Task objective: Your task is to print all of the material verbatim.

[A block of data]
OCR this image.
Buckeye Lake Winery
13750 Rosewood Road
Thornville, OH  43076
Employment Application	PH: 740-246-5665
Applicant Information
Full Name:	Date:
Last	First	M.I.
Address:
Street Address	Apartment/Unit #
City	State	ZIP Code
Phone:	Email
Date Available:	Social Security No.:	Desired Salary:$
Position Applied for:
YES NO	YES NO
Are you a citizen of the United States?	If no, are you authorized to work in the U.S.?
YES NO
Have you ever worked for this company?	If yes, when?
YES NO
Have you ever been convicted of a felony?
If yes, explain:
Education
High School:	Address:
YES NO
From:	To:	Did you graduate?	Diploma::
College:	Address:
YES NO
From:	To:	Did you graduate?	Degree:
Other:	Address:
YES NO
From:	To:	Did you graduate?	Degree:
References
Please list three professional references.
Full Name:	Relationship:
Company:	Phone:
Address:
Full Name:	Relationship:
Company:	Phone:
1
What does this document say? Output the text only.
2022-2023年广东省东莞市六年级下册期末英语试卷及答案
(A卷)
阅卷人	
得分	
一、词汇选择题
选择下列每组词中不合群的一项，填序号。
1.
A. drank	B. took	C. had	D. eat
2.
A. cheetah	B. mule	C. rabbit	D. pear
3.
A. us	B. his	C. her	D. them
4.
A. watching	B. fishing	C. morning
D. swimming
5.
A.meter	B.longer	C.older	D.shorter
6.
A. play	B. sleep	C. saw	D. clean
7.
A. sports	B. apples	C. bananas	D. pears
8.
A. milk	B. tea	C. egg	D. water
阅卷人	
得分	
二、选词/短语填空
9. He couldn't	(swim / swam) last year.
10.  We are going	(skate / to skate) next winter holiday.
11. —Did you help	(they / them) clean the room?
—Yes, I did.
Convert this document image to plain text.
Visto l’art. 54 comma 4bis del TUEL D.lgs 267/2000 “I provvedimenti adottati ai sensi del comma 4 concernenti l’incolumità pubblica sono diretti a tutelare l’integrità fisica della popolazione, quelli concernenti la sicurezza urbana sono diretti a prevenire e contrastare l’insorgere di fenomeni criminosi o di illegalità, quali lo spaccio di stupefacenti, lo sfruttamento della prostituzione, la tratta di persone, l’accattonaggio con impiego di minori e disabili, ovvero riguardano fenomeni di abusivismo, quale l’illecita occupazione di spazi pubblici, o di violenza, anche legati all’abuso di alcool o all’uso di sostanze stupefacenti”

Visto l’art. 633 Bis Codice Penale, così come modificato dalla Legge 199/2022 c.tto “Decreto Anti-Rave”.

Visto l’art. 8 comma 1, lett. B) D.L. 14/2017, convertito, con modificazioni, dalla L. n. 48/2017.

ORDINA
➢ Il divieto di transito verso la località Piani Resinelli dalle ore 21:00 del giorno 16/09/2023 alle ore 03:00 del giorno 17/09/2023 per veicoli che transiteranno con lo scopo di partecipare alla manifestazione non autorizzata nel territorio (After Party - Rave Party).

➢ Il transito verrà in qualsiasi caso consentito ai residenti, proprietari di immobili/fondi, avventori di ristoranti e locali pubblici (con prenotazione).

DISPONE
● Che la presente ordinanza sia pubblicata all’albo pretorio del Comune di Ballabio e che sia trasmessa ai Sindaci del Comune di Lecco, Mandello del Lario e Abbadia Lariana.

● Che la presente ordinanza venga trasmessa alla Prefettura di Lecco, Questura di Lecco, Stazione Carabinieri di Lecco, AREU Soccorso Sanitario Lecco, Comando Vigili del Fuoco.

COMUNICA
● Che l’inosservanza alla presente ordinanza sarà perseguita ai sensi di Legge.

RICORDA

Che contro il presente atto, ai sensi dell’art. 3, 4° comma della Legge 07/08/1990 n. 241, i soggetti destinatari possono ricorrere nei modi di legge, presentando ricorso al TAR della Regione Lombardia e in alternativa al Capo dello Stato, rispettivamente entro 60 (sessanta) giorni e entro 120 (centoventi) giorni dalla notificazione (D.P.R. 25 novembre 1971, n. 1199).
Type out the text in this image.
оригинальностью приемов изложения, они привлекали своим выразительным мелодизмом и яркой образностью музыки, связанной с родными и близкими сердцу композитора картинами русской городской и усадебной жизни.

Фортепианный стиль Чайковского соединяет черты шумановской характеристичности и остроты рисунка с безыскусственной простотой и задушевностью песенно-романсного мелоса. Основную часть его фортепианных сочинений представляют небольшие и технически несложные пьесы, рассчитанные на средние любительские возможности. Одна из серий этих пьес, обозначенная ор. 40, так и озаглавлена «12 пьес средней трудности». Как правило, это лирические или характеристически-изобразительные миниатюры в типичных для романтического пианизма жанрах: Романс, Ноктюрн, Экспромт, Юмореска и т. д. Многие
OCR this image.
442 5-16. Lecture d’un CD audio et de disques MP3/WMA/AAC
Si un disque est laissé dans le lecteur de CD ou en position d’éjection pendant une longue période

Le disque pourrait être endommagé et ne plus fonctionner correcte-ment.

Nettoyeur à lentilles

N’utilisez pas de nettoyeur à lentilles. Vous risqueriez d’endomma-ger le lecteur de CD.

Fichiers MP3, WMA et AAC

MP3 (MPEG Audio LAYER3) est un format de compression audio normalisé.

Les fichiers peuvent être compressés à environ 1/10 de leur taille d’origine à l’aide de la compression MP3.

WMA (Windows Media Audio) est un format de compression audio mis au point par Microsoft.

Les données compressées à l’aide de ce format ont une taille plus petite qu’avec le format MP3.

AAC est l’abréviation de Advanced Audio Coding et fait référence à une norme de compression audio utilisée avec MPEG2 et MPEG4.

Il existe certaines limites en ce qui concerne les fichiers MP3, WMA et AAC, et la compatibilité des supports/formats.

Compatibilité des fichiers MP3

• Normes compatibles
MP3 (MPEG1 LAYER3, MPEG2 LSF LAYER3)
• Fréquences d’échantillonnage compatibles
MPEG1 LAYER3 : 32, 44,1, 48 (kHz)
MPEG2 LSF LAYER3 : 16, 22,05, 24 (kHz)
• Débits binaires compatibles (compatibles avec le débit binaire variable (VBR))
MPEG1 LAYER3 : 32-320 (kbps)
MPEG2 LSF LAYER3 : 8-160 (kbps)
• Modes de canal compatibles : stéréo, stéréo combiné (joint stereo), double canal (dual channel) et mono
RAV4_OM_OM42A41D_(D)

Output of the exercise:
OCR this image.
Buckeye Lake Winery
13750 Rosewood Road
Thornville, OH  43076
Employment Application	PH: 740-246-5665
Applicant Information
Full Name:	Date:
Last	First	M.I.
Address:
Street Address	Apartment/Unit #
City	State	ZIP Code
Phone:	Email
Date Available:	Social Security No.:	Desired Salary:$
Position Applied for:
YES NO	YES NO
Are you a citizen of the United States?	If no, are you authorized to work in the U.S.?
YES NO
Have you ever worked for this company?	If yes, when?
YES NO
Have you ever been convicted of a felony?
If yes, explain:
Education
High School:	Address:
YES NO
From:	To:	Did you graduate?	Diploma::
College:	Address:
YES NO
From:	To:	Did you graduate?	Degree:
Other:	Address:
YES NO
From:	To:	Did you graduate?	Degree:
References
Please list three professional references.
Full Name:	Relationship:
Company:	Phone:
Address:
Full Name:	Relationship:
Company:	Phone:
1
What does this document say? Output the text only.
2022-2023年广东省东莞市六年级下册期末英语试卷及答案
(A卷)
阅卷人	
得分	
一、词汇选择题
选择下列每组词中不合群的一项，填序号。
1.
A. drank	B. took	C. had	D. eat
2.
A. cheetah	B. mule	C. rabbit	D. pear
3.
A. us	B. his	C. her	D. them
4.
A. watching	B. fishing	C. morning
D. swimming
5.
A.meter	B.longer	C.older	D.shorter
6.
A. play	B. sleep	C. saw	D. clean
7.
A. sports	B. apples	C. bananas	D. pears
8.
A. milk	B. tea	C. egg	D. water
阅卷人	
得分	
二、选词/短语填空
9. He couldn't	(swim / swam) last year.
10.  We are going	(skate / to skate) next winter holiday.
11. —Did you help	(they / them) clean the room?
—Yes, I did.
Convert this document image to plain text.
Visto l’art. 54 comma 4bis del TUEL D.lgs 267/2000 “I provvedimenti adottati ai sensi del comma 4 concernenti l’incolumità pubblica sono diretti a tutelare l’integrità fisica della popolazione, quelli concernenti la sicurezza urbana sono diretti a prevenire e contrastare l’insorgere di fenomeni criminosi o di illegalità, quali lo spaccio di stupefacenti, lo sfruttamento della prostituzione, la tratta di persone, l’accattonaggio con impiego di minori e disabili, ovvero riguardano fenomeni di abusivismo, quale l’illecita occupazione di spazi pubblici, o di violenza, anche legati all’abuso di alcool o all’uso di sostanze stupefacenti”

Visto l’art. 633 Bis Codice Penale, così come modificato dalla Legge 199/2022 c.tto “Decreto Anti-Rave”.

Visto l’art. 8 comma 1, lett. B) D.L. 14/2017, convertito, con modificazioni, dalla L. n. 48/2017.

ORDINA
➢ Il divieto di transito verso la località Piani Resinelli dalle ore 21:00 del giorno 16/09/2023 alle ore 03:00 del giorno 17/09/2023 per veicoli che transiteranno con lo scopo di partecipare alla manifestazione non autorizzata nel territorio (After Party - Rave Party).

➢ Il transito verrà in qualsiasi caso consentito ai residenti, proprietari di immobili/fondi, avventori di ristoranti e locali pubblici (con prenotazione).

DISPONE
● Che la presente ordinanza sia pubblicata all’albo pretorio del Comune di Ballabio e che sia trasmessa ai Sindaci del Comune di Lecco, Mandello del Lario e Abbadia Lariana.

● Che la presente ordinanza venga trasmessa alla Prefettura di Lecco, Questura di Lecco, Stazione Carabinieri di Lecco, AREU Soccorso Sanitario Lecco, Comando Vigili del Fuoco.

COMUNICA
● Che l’inosservanza alla presente ordinanza sarà perseguita ai sensi di Legge.

RICORDA

Che contro il presente atto, ai sensi dell’art. 3, 4° comma della Legge 07/08/1990 n. 241, i soggetti destinatari possono ricorrere nei modi di legge, presentando ricorso al TAR della Regione Lombardia e in alternativa al Capo dello Stato, rispettivamente entro 60 (sessanta) giorni e entro 120 (centoventi) giorni dalla notificazione (D.P.R. 25 novembre 1971, n. 1199).
Type out the text in this image.
оригинальностью приемов изложения, они привлекали своим выразительным мелодизмом и яркой образностью музыки, связанной с родными и близкими сердцу композитора картинами русской городской и усадебной жизни.

Фортепианный стиль Чайковского соединяет черты шумановской характеристичности и остроты рисунка с безыскусственной простотой и задушевностью песенно-романсного мелоса. Основную часть его фортепианных сочинений представляют небольшие и технически несложные пьесы, рассчитанные на средние любительские возможности. Одна из серий этих пьес, обозначенная ор. 40, так и озаглавлена «12 пьес средней трудности». Как правило, это лирические или характеристически-изобразительные миниатюры в типичных для романтического пианизма жанрах: Романс, Ноктюрн, Экспромт, Юмореска и т. д. Многие
OCR this image.
442 5-16. Lecture d’un CD audio et de disques MP3/WMA/AAC
Si un disque est laissé dans le lecteur de CD ou en position d’éjection pendant une longue période

Le disque pourrait être endommagé et ne plus fonctionner correcte-ment.

Nettoyeur à lentilles

N’utilisez pas de nettoyeur à lentilles. Vous risqueriez d’endomma-ger le lecteur de CD.

Fichiers MP3, WMA et AAC

MP3 (MPEG Audio LAYER3) est un format de compression audio normalisé.

Les fichiers peuvent être compressés à environ 1/10 de leur taille d’origine à l’aide de la compression MP3.

WMA (Windows Media Audio) est un format de compression audio mis au point par Microsoft.

Les données compressées à l’aide de ce format ont une taille plus petite qu’avec le format MP3.

AAC est l’abréviation de Advanced Audio Coding et fait référence à une norme de compression audio utilisée avec MPEG2 et MPEG4.

Il existe certaines limites en ce qui concerne les fichiers MP3, WMA et AAC, et la compatibilité des supports/formats.

Compatibilité des fichiers MP3

• Normes compatibles
MP3 (MPEG1 LAYER3, MPEG2 LSF LAYER3)
• Fréquences d’échantillonnage compatibles
MPEG1 LAYER3 : 32, 44,1, 48 (kHz)
MPEG2 LSF LAYER3 : 16, 22,05, 24 (kHz)
• Débits binaires compatibles (compatibles avec le débit binaire variable (VBR))
MPEG1 LAYER3 : 32-320 (kbps)
MPEG2 LSF LAYER3 : 8-160 (kbps)
• Modes de canal compatibles : stéréo, stéréo combiné (joint stereo), double canal (dual channel) et mono
RAV4_OM_OM42A41D_(D)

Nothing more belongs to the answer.